Input:
════════
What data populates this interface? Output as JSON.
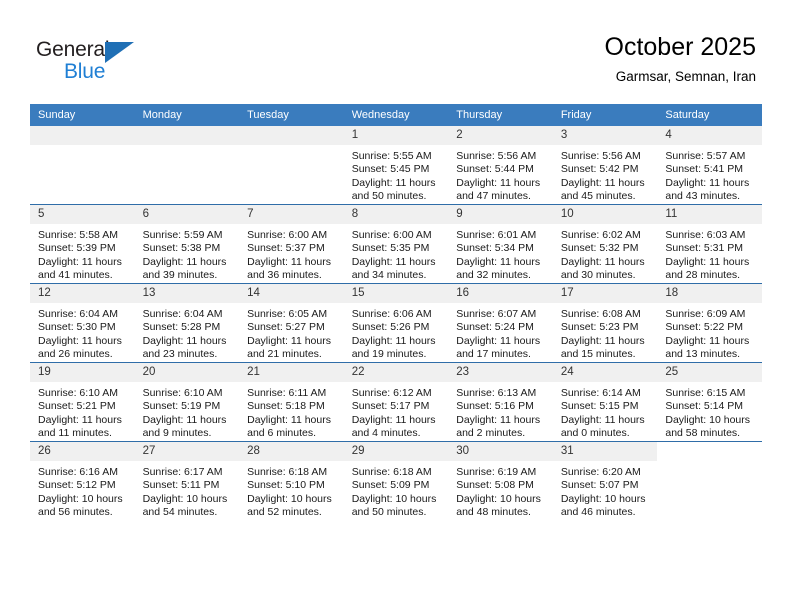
{
  "brand": {
    "name_top": "General",
    "name_bottom": "Blue",
    "triangle_icon": "triangle-icon",
    "color_dark": "#231f20",
    "color_blue": "#1f7fd4"
  },
  "header": {
    "title": "October 2025",
    "subtitle": "Garmsar, Semnan, Iran"
  },
  "colors": {
    "header_band": "#3a7cbe",
    "row_separator": "#2f6da8",
    "daynum_strip": "#f0f0f0",
    "text": "#1a1a1a"
  },
  "weekdays": [
    "Sunday",
    "Monday",
    "Tuesday",
    "Wednesday",
    "Thursday",
    "Friday",
    "Saturday"
  ],
  "weeks": [
    [
      {
        "day": "",
        "empty": true
      },
      {
        "day": "",
        "empty": true
      },
      {
        "day": "",
        "empty": true
      },
      {
        "day": "1",
        "sunrise": "Sunrise: 5:55 AM",
        "sunset": "Sunset: 5:45 PM",
        "daylight1": "Daylight: 11 hours",
        "daylight2": "and 50 minutes."
      },
      {
        "day": "2",
        "sunrise": "Sunrise: 5:56 AM",
        "sunset": "Sunset: 5:44 PM",
        "daylight1": "Daylight: 11 hours",
        "daylight2": "and 47 minutes."
      },
      {
        "day": "3",
        "sunrise": "Sunrise: 5:56 AM",
        "sunset": "Sunset: 5:42 PM",
        "daylight1": "Daylight: 11 hours",
        "daylight2": "and 45 minutes."
      },
      {
        "day": "4",
        "sunrise": "Sunrise: 5:57 AM",
        "sunset": "Sunset: 5:41 PM",
        "daylight1": "Daylight: 11 hours",
        "daylight2": "and 43 minutes."
      }
    ],
    [
      {
        "day": "5",
        "sunrise": "Sunrise: 5:58 AM",
        "sunset": "Sunset: 5:39 PM",
        "daylight1": "Daylight: 11 hours",
        "daylight2": "and 41 minutes."
      },
      {
        "day": "6",
        "sunrise": "Sunrise: 5:59 AM",
        "sunset": "Sunset: 5:38 PM",
        "daylight1": "Daylight: 11 hours",
        "daylight2": "and 39 minutes."
      },
      {
        "day": "7",
        "sunrise": "Sunrise: 6:00 AM",
        "sunset": "Sunset: 5:37 PM",
        "daylight1": "Daylight: 11 hours",
        "daylight2": "and 36 minutes."
      },
      {
        "day": "8",
        "sunrise": "Sunrise: 6:00 AM",
        "sunset": "Sunset: 5:35 PM",
        "daylight1": "Daylight: 11 hours",
        "daylight2": "and 34 minutes."
      },
      {
        "day": "9",
        "sunrise": "Sunrise: 6:01 AM",
        "sunset": "Sunset: 5:34 PM",
        "daylight1": "Daylight: 11 hours",
        "daylight2": "and 32 minutes."
      },
      {
        "day": "10",
        "sunrise": "Sunrise: 6:02 AM",
        "sunset": "Sunset: 5:32 PM",
        "daylight1": "Daylight: 11 hours",
        "daylight2": "and 30 minutes."
      },
      {
        "day": "11",
        "sunrise": "Sunrise: 6:03 AM",
        "sunset": "Sunset: 5:31 PM",
        "daylight1": "Daylight: 11 hours",
        "daylight2": "and 28 minutes."
      }
    ],
    [
      {
        "day": "12",
        "sunrise": "Sunrise: 6:04 AM",
        "sunset": "Sunset: 5:30 PM",
        "daylight1": "Daylight: 11 hours",
        "daylight2": "and 26 minutes."
      },
      {
        "day": "13",
        "sunrise": "Sunrise: 6:04 AM",
        "sunset": "Sunset: 5:28 PM",
        "daylight1": "Daylight: 11 hours",
        "daylight2": "and 23 minutes."
      },
      {
        "day": "14",
        "sunrise": "Sunrise: 6:05 AM",
        "sunset": "Sunset: 5:27 PM",
        "daylight1": "Daylight: 11 hours",
        "daylight2": "and 21 minutes."
      },
      {
        "day": "15",
        "sunrise": "Sunrise: 6:06 AM",
        "sunset": "Sunset: 5:26 PM",
        "daylight1": "Daylight: 11 hours",
        "daylight2": "and 19 minutes."
      },
      {
        "day": "16",
        "sunrise": "Sunrise: 6:07 AM",
        "sunset": "Sunset: 5:24 PM",
        "daylight1": "Daylight: 11 hours",
        "daylight2": "and 17 minutes."
      },
      {
        "day": "17",
        "sunrise": "Sunrise: 6:08 AM",
        "sunset": "Sunset: 5:23 PM",
        "daylight1": "Daylight: 11 hours",
        "daylight2": "and 15 minutes."
      },
      {
        "day": "18",
        "sunrise": "Sunrise: 6:09 AM",
        "sunset": "Sunset: 5:22 PM",
        "daylight1": "Daylight: 11 hours",
        "daylight2": "and 13 minutes."
      }
    ],
    [
      {
        "day": "19",
        "sunrise": "Sunrise: 6:10 AM",
        "sunset": "Sunset: 5:21 PM",
        "daylight1": "Daylight: 11 hours",
        "daylight2": "and 11 minutes."
      },
      {
        "day": "20",
        "sunrise": "Sunrise: 6:10 AM",
        "sunset": "Sunset: 5:19 PM",
        "daylight1": "Daylight: 11 hours",
        "daylight2": "and 9 minutes."
      },
      {
        "day": "21",
        "sunrise": "Sunrise: 6:11 AM",
        "sunset": "Sunset: 5:18 PM",
        "daylight1": "Daylight: 11 hours",
        "daylight2": "and 6 minutes."
      },
      {
        "day": "22",
        "sunrise": "Sunrise: 6:12 AM",
        "sunset": "Sunset: 5:17 PM",
        "daylight1": "Daylight: 11 hours",
        "daylight2": "and 4 minutes."
      },
      {
        "day": "23",
        "sunrise": "Sunrise: 6:13 AM",
        "sunset": "Sunset: 5:16 PM",
        "daylight1": "Daylight: 11 hours",
        "daylight2": "and 2 minutes."
      },
      {
        "day": "24",
        "sunrise": "Sunrise: 6:14 AM",
        "sunset": "Sunset: 5:15 PM",
        "daylight1": "Daylight: 11 hours",
        "daylight2": "and 0 minutes."
      },
      {
        "day": "25",
        "sunrise": "Sunrise: 6:15 AM",
        "sunset": "Sunset: 5:14 PM",
        "daylight1": "Daylight: 10 hours",
        "daylight2": "and 58 minutes."
      }
    ],
    [
      {
        "day": "26",
        "sunrise": "Sunrise: 6:16 AM",
        "sunset": "Sunset: 5:12 PM",
        "daylight1": "Daylight: 10 hours",
        "daylight2": "and 56 minutes."
      },
      {
        "day": "27",
        "sunrise": "Sunrise: 6:17 AM",
        "sunset": "Sunset: 5:11 PM",
        "daylight1": "Daylight: 10 hours",
        "daylight2": "and 54 minutes."
      },
      {
        "day": "28",
        "sunrise": "Sunrise: 6:18 AM",
        "sunset": "Sunset: 5:10 PM",
        "daylight1": "Daylight: 10 hours",
        "daylight2": "and 52 minutes."
      },
      {
        "day": "29",
        "sunrise": "Sunrise: 6:18 AM",
        "sunset": "Sunset: 5:09 PM",
        "daylight1": "Daylight: 10 hours",
        "daylight2": "and 50 minutes."
      },
      {
        "day": "30",
        "sunrise": "Sunrise: 6:19 AM",
        "sunset": "Sunset: 5:08 PM",
        "daylight1": "Daylight: 10 hours",
        "daylight2": "and 48 minutes."
      },
      {
        "day": "31",
        "sunrise": "Sunrise: 6:20 AM",
        "sunset": "Sunset: 5:07 PM",
        "daylight1": "Daylight: 10 hours",
        "daylight2": "and 46 minutes."
      },
      {
        "day": "",
        "blank": true
      }
    ]
  ]
}
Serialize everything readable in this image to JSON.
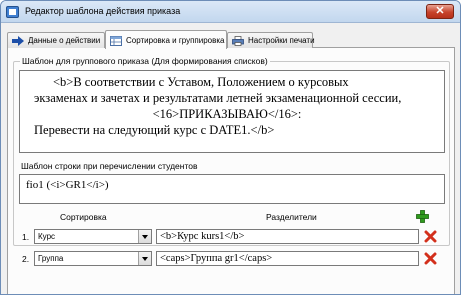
{
  "window": {
    "title": "Редактор шаблона действия приказа",
    "close_label": "✕"
  },
  "tabs": [
    {
      "label": "Данные о действии",
      "icon": "arrow-right-icon"
    },
    {
      "label": "Сортировка и группировка",
      "icon": "table-icon"
    },
    {
      "label": "Настройки печати",
      "icon": "printer-icon"
    }
  ],
  "group": {
    "legend": "Шаблон для группового приказа (Для формирования списков)",
    "template_lines": [
      "<b>В соответствии с Уставом,  Положением о курсовых",
      "экзаменах и зачетах и результатами летней экзаменационной сессии,",
      "<16>ПРИКАЗЫВАЮ</16>:",
      "Перевести на следующий курс с DATE1.</b>"
    ],
    "row_label": "Шаблон строки при перечислении студентов",
    "row_template": "fio1 (<i>GR1</i>)"
  },
  "sorting": {
    "col_sort": "Сортировка",
    "col_separators": "Разделители",
    "rows": [
      {
        "num": "1.",
        "field": "Курс",
        "separator": "<b>Курс kurs1</b>"
      },
      {
        "num": "2.",
        "field": "Группа",
        "separator": "<caps>Группа gr1</caps>"
      }
    ]
  },
  "colors": {
    "add": "#2f9a1e",
    "delete": "#d3301c"
  }
}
════════
Directive: In the listing above, find the lines holding the word "this" and copy them.

Finished exercise:
What data populates this interface? Output as JSON.
Serialize everything readable in this image to JSON.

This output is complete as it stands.